• _TASK GOAL_
Please repeat all of the lines that follow, exactly as written.

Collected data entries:
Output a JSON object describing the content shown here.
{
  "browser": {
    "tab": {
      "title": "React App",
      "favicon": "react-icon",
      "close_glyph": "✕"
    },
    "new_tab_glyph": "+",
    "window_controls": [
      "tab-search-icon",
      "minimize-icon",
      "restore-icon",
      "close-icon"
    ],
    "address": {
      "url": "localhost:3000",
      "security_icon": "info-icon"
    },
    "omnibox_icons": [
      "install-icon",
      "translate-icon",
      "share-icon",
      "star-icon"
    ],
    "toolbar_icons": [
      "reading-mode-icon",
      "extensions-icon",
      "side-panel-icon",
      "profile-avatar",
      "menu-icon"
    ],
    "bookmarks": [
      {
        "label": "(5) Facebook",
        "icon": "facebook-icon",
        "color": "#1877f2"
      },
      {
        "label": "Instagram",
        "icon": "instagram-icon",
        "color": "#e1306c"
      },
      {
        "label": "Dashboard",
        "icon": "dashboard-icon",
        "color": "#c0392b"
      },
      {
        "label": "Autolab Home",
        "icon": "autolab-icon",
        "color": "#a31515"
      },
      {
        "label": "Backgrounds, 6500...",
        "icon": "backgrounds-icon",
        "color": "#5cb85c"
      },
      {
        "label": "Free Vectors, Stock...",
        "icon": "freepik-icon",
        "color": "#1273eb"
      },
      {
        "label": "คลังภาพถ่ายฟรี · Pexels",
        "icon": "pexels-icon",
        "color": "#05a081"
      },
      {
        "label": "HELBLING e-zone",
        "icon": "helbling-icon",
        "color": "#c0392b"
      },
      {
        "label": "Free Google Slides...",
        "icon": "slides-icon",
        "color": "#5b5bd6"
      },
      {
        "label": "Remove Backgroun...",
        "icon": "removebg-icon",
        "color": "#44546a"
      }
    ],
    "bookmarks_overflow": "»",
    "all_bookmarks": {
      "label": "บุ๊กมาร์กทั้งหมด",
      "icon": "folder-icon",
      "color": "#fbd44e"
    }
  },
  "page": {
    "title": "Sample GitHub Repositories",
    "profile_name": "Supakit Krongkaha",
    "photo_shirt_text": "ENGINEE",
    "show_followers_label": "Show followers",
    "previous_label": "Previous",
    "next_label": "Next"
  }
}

• _EXERCISE RESPONSE_
Output a JSON object describing the content shown here.
{
  "browser": {
    "tab": {
      "title": "React App",
      "favicon": "react-icon",
      "close_glyph": "✕"
    },
    "new_tab_glyph": "+",
    "window_controls": [
      "tab-search-icon",
      "minimize-icon",
      "restore-icon",
      "close-icon"
    ],
    "address": {
      "url": "localhost:3000",
      "security_icon": "info-icon"
    },
    "omnibox_icons": [
      "install-icon",
      "translate-icon",
      "share-icon",
      "star-icon"
    ],
    "toolbar_icons": [
      "reading-mode-icon",
      "extensions-icon",
      "side-panel-icon",
      "profile-avatar",
      "menu-icon"
    ],
    "bookmarks": [
      {
        "label": "(5) Facebook",
        "icon": "facebook-icon",
        "color": "#1877f2"
      },
      {
        "label": "Instagram",
        "icon": "instagram-icon",
        "color": "#e1306c"
      },
      {
        "label": "Dashboard",
        "icon": "dashboard-icon",
        "color": "#c0392b"
      },
      {
        "label": "Autolab Home",
        "icon": "autolab-icon",
        "color": "#a31515"
      },
      {
        "label": "Backgrounds, 6500...",
        "icon": "backgrounds-icon",
        "color": "#5cb85c"
      },
      {
        "label": "Free Vectors, Stock...",
        "icon": "freepik-icon",
        "color": "#1273eb"
      },
      {
        "label": "คลังภาพถ่ายฟรี · Pexels",
        "icon": "pexels-icon",
        "color": "#05a081"
      },
      {
        "label": "HELBLING e-zone",
        "icon": "helbling-icon",
        "color": "#c0392b"
      },
      {
        "label": "Free Google Slides...",
        "icon": "slides-icon",
        "color": "#5b5bd6"
      },
      {
        "label": "Remove Backgroun...",
        "icon": "removebg-icon",
        "color": "#44546a"
      }
    ],
    "bookmarks_overflow": "»",
    "all_bookmarks": {
      "label": "บุ๊กมาร์กทั้งหมด",
      "icon": "folder-icon",
      "color": "#fbd44e"
    }
  },
  "page": {
    "title": "Sample GitHub Repositories",
    "profile_name": "Supakit Krongkaha",
    "photo_shirt_text": "ENGINEE",
    "show_followers_label": "Show followers",
    "previous_label": "Previous",
    "next_label": "Next"
  }
}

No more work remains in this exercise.